*** Supplied records ***

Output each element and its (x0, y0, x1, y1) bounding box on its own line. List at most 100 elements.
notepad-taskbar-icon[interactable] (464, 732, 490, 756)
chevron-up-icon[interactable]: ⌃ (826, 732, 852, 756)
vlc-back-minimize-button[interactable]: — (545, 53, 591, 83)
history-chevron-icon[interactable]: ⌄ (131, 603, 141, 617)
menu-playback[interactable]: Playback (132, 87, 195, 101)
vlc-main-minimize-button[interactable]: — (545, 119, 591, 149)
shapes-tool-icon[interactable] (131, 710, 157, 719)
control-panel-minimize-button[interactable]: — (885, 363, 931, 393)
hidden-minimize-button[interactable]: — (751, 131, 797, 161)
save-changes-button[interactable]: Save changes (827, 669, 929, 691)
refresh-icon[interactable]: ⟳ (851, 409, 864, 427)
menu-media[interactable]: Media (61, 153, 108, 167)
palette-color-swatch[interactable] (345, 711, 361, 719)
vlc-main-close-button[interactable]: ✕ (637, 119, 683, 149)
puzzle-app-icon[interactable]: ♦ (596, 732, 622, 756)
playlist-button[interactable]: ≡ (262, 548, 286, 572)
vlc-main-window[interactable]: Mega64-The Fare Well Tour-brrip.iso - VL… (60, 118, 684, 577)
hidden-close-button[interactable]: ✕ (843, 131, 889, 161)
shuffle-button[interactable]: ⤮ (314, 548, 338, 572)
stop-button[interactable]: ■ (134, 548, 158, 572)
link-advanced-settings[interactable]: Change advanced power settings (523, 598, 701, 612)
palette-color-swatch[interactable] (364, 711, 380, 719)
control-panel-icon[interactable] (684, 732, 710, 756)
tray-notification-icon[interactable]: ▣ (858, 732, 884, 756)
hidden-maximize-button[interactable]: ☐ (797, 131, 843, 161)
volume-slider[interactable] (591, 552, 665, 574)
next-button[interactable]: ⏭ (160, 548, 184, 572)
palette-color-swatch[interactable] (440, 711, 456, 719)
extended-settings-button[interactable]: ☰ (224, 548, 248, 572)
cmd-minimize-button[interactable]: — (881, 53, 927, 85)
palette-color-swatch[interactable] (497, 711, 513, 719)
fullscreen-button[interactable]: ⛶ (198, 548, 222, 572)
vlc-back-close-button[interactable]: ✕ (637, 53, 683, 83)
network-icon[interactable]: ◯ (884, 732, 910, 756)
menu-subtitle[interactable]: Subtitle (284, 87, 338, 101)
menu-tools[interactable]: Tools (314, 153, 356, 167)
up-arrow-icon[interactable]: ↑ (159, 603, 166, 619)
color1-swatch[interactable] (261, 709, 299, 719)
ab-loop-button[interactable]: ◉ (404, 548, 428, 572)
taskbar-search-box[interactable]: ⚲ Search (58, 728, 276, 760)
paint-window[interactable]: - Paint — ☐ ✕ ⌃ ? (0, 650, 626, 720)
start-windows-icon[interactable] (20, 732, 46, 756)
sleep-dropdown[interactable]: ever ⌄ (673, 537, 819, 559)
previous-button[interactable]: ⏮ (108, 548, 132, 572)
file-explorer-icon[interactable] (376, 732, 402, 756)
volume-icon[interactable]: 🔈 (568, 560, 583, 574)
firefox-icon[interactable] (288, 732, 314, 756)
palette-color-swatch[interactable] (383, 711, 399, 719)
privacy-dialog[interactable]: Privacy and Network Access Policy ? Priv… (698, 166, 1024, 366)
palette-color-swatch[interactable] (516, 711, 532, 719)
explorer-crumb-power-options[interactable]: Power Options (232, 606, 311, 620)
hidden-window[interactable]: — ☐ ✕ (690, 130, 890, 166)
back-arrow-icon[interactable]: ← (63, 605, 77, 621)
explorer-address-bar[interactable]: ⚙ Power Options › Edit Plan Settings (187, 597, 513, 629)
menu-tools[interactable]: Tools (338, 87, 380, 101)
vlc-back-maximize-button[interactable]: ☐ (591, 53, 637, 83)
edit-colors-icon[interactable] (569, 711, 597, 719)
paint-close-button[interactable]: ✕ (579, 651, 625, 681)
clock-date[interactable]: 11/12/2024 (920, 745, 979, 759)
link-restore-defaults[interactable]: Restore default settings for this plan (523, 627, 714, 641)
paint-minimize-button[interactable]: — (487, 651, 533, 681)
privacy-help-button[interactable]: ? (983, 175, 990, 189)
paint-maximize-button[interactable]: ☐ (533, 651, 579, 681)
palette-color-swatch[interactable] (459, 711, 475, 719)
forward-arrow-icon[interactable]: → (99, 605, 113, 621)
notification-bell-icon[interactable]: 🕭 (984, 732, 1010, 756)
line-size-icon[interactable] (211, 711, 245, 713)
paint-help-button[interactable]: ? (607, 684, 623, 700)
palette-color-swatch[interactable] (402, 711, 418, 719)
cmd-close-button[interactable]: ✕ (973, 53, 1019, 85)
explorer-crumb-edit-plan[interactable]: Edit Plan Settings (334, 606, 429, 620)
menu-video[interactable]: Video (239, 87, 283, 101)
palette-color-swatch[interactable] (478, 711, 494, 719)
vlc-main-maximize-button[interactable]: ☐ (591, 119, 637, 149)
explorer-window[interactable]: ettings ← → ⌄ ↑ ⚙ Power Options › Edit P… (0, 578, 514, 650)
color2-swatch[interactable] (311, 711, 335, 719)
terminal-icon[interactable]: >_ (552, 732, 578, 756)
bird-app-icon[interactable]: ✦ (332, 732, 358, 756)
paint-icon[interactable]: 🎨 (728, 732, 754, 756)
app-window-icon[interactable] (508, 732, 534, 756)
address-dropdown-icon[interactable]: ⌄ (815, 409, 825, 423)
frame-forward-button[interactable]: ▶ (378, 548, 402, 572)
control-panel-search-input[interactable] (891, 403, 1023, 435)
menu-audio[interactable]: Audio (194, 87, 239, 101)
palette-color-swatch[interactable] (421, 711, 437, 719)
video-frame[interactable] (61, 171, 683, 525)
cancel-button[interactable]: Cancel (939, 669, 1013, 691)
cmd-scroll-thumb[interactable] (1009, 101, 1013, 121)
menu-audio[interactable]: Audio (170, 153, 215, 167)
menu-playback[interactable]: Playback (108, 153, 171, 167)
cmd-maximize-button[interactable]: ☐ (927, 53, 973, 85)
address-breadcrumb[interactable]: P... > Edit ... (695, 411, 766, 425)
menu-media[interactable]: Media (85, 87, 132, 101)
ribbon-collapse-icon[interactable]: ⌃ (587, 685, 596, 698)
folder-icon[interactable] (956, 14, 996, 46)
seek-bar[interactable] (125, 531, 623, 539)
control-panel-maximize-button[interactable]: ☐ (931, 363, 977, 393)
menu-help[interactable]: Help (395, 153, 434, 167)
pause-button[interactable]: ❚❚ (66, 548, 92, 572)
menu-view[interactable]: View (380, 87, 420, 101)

***

(Given problem):
Rewrite the items from the beginning through the line with "vlc-back-minimize-button[interactable]: — (545, 53, 591, 83)", swapping "bounding box" for "enclosing box" and leaving everything else unchanged.

(Solution below):
Output each element and its (x0, y0, x1, y1) enclosing box on its own line. List at most 100 elements.
notepad-taskbar-icon[interactable] (464, 732, 490, 756)
chevron-up-icon[interactable]: ⌃ (826, 732, 852, 756)
vlc-back-minimize-button[interactable]: — (545, 53, 591, 83)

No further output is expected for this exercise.